Omit all images, then return the remaining material exactly as it stands.
------------------------------
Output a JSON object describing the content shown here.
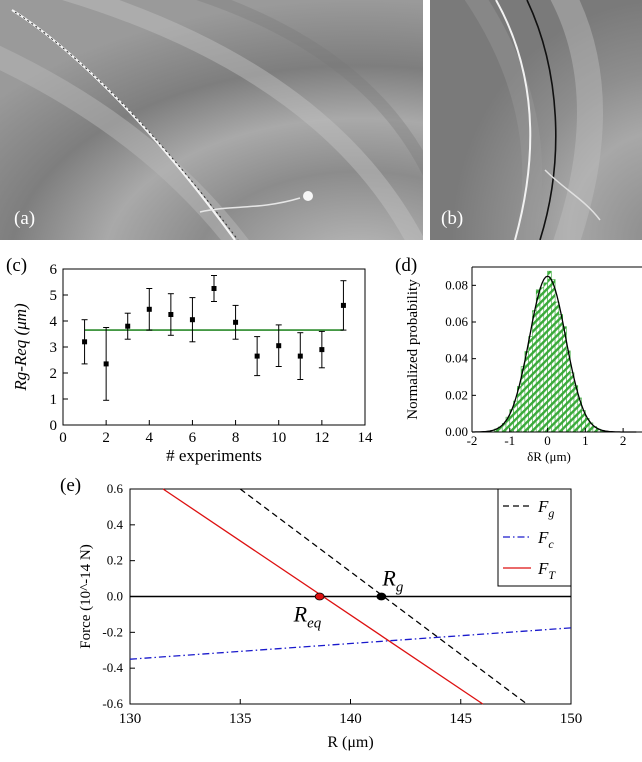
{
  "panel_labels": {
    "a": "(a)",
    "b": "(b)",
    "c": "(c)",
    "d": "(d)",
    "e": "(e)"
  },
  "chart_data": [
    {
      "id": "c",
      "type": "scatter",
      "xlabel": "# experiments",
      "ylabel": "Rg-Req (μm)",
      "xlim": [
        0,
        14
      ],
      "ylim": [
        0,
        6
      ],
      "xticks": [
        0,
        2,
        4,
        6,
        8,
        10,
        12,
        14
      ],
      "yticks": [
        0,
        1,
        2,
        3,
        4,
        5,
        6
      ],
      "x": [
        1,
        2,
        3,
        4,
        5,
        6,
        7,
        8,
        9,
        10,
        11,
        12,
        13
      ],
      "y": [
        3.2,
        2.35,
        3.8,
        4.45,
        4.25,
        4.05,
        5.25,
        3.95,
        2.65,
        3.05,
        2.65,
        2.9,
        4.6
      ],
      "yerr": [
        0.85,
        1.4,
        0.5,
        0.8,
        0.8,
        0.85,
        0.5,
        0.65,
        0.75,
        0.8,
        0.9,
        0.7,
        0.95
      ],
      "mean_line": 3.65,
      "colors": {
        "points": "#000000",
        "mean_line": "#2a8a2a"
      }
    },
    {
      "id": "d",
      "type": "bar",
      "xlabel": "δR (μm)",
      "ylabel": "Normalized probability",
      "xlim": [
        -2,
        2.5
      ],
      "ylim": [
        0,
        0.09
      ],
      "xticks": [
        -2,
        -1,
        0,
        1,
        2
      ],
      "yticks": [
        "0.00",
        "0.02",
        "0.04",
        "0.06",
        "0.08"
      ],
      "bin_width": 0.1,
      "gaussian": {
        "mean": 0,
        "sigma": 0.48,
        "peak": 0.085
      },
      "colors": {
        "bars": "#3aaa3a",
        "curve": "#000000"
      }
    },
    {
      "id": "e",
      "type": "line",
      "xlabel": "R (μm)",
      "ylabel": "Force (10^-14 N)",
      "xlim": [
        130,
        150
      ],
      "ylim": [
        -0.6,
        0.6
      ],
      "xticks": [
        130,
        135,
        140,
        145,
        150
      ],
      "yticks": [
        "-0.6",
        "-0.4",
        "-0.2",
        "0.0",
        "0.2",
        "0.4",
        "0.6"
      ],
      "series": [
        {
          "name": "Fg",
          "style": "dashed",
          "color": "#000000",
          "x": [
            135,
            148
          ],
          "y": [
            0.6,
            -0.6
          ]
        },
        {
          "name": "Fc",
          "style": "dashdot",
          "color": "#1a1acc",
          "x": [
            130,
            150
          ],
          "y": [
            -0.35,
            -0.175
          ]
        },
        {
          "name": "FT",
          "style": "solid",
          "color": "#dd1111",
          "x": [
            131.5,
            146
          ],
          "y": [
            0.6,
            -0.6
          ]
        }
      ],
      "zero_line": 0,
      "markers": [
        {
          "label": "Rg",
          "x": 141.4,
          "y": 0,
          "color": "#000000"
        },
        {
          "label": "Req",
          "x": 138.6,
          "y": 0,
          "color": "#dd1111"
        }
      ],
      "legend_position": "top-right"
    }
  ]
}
------------------------------
§ **Response to the task**
Output a JSON object describing the content shown here.
{
  "panel_labels": {
    "a": "(a)",
    "b": "(b)",
    "c": "(c)",
    "d": "(d)",
    "e": "(e)"
  },
  "chart_data": [
    {
      "id": "c",
      "type": "scatter",
      "xlabel": "# experiments",
      "ylabel": "Rg-Req (μm)",
      "xlim": [
        0,
        14
      ],
      "ylim": [
        0,
        6
      ],
      "xticks": [
        0,
        2,
        4,
        6,
        8,
        10,
        12,
        14
      ],
      "yticks": [
        0,
        1,
        2,
        3,
        4,
        5,
        6
      ],
      "x": [
        1,
        2,
        3,
        4,
        5,
        6,
        7,
        8,
        9,
        10,
        11,
        12,
        13
      ],
      "y": [
        3.2,
        2.35,
        3.8,
        4.45,
        4.25,
        4.05,
        5.25,
        3.95,
        2.65,
        3.05,
        2.65,
        2.9,
        4.6
      ],
      "yerr": [
        0.85,
        1.4,
        0.5,
        0.8,
        0.8,
        0.85,
        0.5,
        0.65,
        0.75,
        0.8,
        0.9,
        0.7,
        0.95
      ],
      "mean_line": 3.65,
      "colors": {
        "points": "#000000",
        "mean_line": "#2a8a2a"
      }
    },
    {
      "id": "d",
      "type": "bar",
      "xlabel": "δR (μm)",
      "ylabel": "Normalized probability",
      "xlim": [
        -2,
        2.5
      ],
      "ylim": [
        0,
        0.09
      ],
      "xticks": [
        -2,
        -1,
        0,
        1,
        2
      ],
      "yticks": [
        "0.00",
        "0.02",
        "0.04",
        "0.06",
        "0.08"
      ],
      "bin_width": 0.1,
      "gaussian": {
        "mean": 0,
        "sigma": 0.48,
        "peak": 0.085
      },
      "colors": {
        "bars": "#3aaa3a",
        "curve": "#000000"
      }
    },
    {
      "id": "e",
      "type": "line",
      "xlabel": "R (μm)",
      "ylabel": "Force (10^-14 N)",
      "xlim": [
        130,
        150
      ],
      "ylim": [
        -0.6,
        0.6
      ],
      "xticks": [
        130,
        135,
        140,
        145,
        150
      ],
      "yticks": [
        "-0.6",
        "-0.4",
        "-0.2",
        "0.0",
        "0.2",
        "0.4",
        "0.6"
      ],
      "series": [
        {
          "name": "Fg",
          "style": "dashed",
          "color": "#000000",
          "x": [
            135,
            148
          ],
          "y": [
            0.6,
            -0.6
          ]
        },
        {
          "name": "Fc",
          "style": "dashdot",
          "color": "#1a1acc",
          "x": [
            130,
            150
          ],
          "y": [
            -0.35,
            -0.175
          ]
        },
        {
          "name": "FT",
          "style": "solid",
          "color": "#dd1111",
          "x": [
            131.5,
            146
          ],
          "y": [
            0.6,
            -0.6
          ]
        }
      ],
      "zero_line": 0,
      "markers": [
        {
          "label": "Rg",
          "x": 141.4,
          "y": 0,
          "color": "#000000"
        },
        {
          "label": "Req",
          "x": 138.6,
          "y": 0,
          "color": "#dd1111"
        }
      ],
      "legend_position": "top-right"
    }
  ]
}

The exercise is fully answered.